Aim:
Copy out all of the material below word for word, leaving the pictures out of your answer.
****************************************
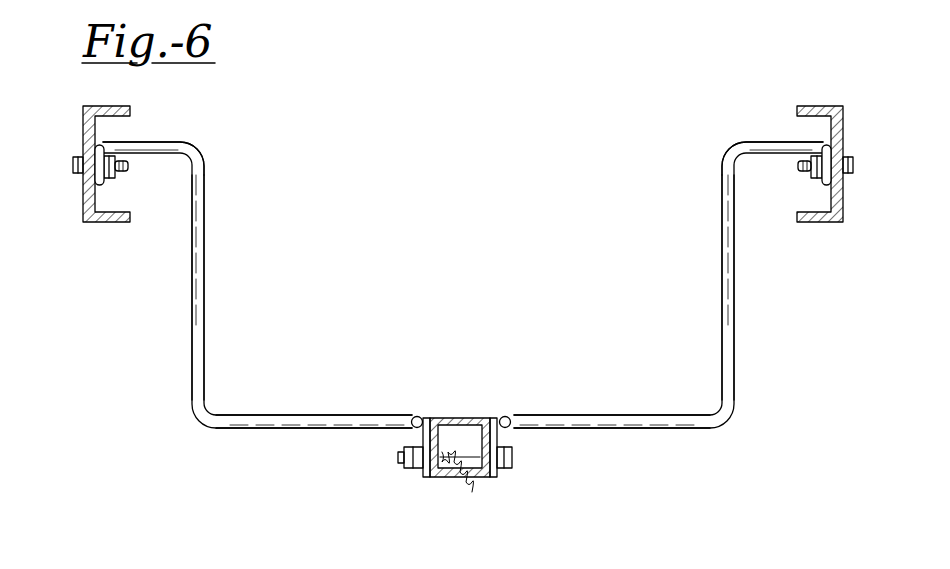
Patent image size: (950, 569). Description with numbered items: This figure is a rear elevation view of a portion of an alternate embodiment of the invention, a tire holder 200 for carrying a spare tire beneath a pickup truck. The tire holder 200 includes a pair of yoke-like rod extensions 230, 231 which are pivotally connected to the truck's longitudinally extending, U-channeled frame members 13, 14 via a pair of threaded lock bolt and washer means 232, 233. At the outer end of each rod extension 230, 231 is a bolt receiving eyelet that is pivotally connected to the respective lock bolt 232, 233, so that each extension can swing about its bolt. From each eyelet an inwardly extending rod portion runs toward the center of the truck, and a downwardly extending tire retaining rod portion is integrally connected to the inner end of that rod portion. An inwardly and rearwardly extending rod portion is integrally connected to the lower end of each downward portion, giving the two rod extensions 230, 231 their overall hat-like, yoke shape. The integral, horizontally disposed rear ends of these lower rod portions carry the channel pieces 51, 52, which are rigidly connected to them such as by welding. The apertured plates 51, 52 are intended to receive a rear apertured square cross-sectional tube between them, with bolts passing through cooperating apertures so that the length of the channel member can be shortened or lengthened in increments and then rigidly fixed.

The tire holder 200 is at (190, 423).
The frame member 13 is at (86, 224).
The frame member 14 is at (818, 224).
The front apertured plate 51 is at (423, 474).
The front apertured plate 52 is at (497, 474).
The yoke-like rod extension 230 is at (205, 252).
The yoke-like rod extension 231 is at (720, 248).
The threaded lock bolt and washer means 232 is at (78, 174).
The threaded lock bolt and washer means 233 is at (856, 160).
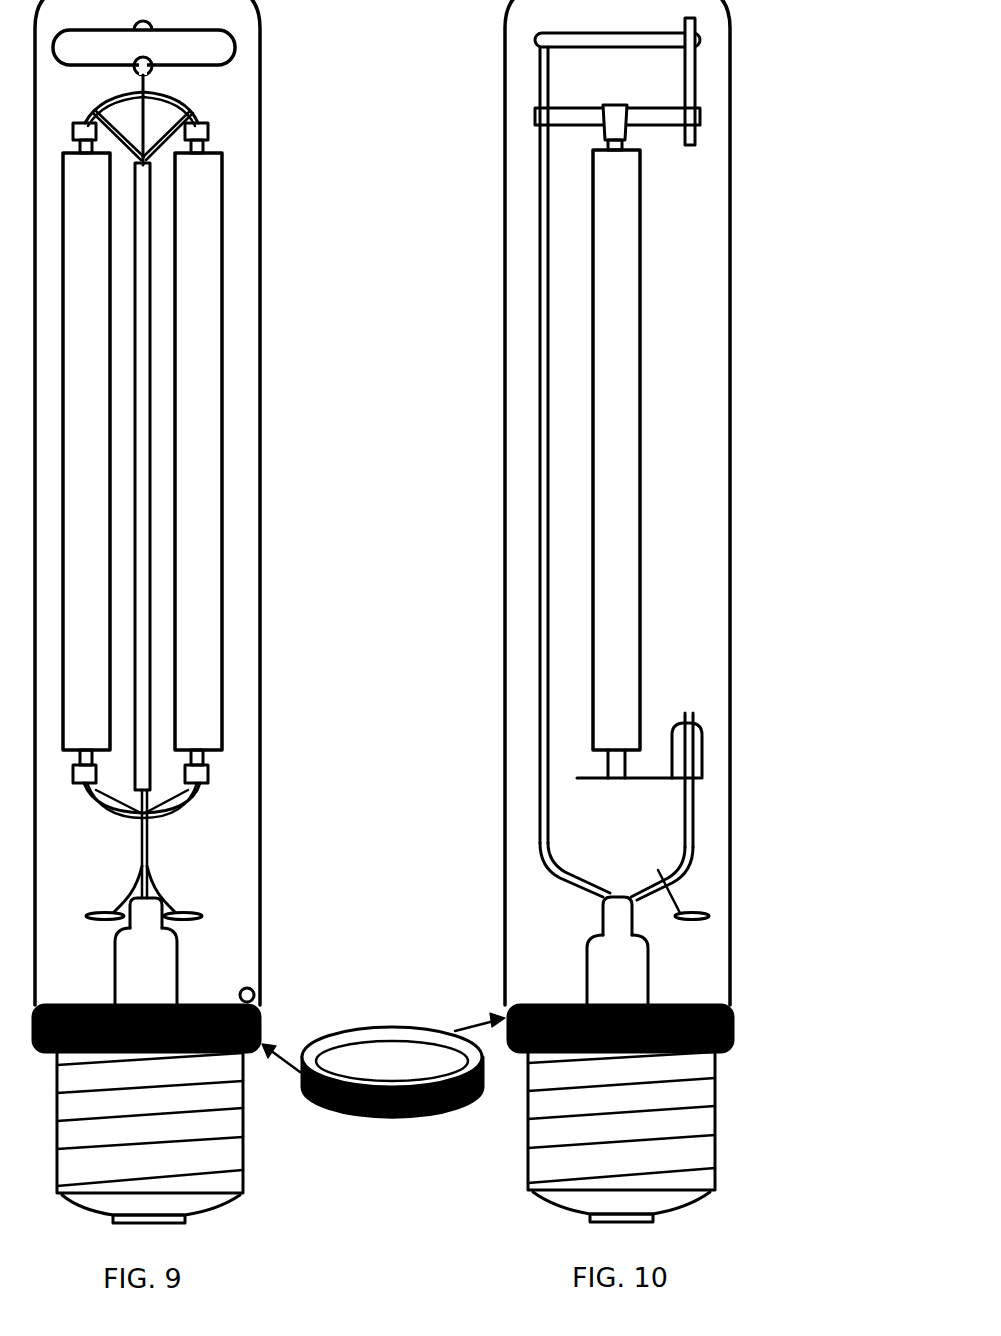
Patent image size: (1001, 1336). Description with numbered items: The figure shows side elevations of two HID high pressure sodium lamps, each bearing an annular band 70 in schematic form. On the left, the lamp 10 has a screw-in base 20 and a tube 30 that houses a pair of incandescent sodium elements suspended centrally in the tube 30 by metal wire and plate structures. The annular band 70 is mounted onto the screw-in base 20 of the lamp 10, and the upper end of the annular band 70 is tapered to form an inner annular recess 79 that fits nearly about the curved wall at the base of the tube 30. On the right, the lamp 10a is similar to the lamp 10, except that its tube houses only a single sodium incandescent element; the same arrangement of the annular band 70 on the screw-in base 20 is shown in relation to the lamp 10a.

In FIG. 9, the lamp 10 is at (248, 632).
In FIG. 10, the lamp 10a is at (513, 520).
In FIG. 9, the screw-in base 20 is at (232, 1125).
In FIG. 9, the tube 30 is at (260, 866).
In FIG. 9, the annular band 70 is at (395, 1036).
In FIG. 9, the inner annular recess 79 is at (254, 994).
****************************************
Exercise result:
Patent image size: (950, 569). Description with numbered items: This figure is a rear elevation view of a portion of an alternate embodiment of the invention, a tire holder 200 for carrying a spare tire beneath a pickup truck. The tire holder 200 includes a pair of yoke-like rod extensions 230, 231 which are pivotally connected to the truck's longitudinally extending, U-channeled frame members 13, 14 via a pair of threaded lock bolt and washer means 232, 233. At the outer end of each rod extension 230, 231 is a bolt receiving eyelet that is pivotally connected to the respective lock bolt 232, 233, so that each extension can swing about its bolt. From each eyelet an inwardly extending rod portion runs toward the center of the truck, and a downwardly extending tire retaining rod portion is integrally connected to the inner end of that rod portion. An inwardly and rearwardly extending rod portion is integrally connected to the lower end of each downward portion, giving the two rod extensions 230, 231 their overall hat-like, yoke shape. The integral, horizontally disposed rear ends of these lower rod portions carry the channel pieces 51, 52, which are rigidly connected to them such as by welding. The apertured plates 51, 52 are intended to receive a rear apertured square cross-sectional tube between them, with bolts passing through cooperating apertures so that the length of the channel member can be shortened or lengthened in increments and then rigidly fixed.

The tire holder 200 is at (190, 423).
The frame member 13 is at (86, 224).
The frame member 14 is at (818, 224).
The front apertured plate 51 is at (423, 474).
The front apertured plate 52 is at (497, 474).
The yoke-like rod extension 230 is at (205, 252).
The yoke-like rod extension 231 is at (720, 248).
The threaded lock bolt and washer means 232 is at (78, 174).
The threaded lock bolt and washer means 233 is at (856, 160).
Patent image size: (1001, 1336). Description with numbered items: The figure shows side elevations of two HID high pressure sodium lamps, each bearing an annular band 70 in schematic form. On the left, the lamp 10 has a screw-in base 20 and a tube 30 that houses a pair of incandescent sodium elements suspended centrally in the tube 30 by metal wire and plate structures. The annular band 70 is mounted onto the screw-in base 20 of the lamp 10, and the upper end of the annular band 70 is tapered to form an inner annular recess 79 that fits nearly about the curved wall at the base of the tube 30. On the right, the lamp 10a is similar to the lamp 10, except that its tube houses only a single sodium incandescent element; the same arrangement of the annular band 70 on the screw-in base 20 is shown in relation to the lamp 10a.

In FIG. 9, the lamp 10 is at (248, 632).
In FIG. 10, the lamp 10a is at (513, 520).
In FIG. 9, the screw-in base 20 is at (232, 1125).
In FIG. 9, the tube 30 is at (260, 866).
In FIG. 9, the annular band 70 is at (395, 1036).
In FIG. 9, the inner annular recess 79 is at (254, 994).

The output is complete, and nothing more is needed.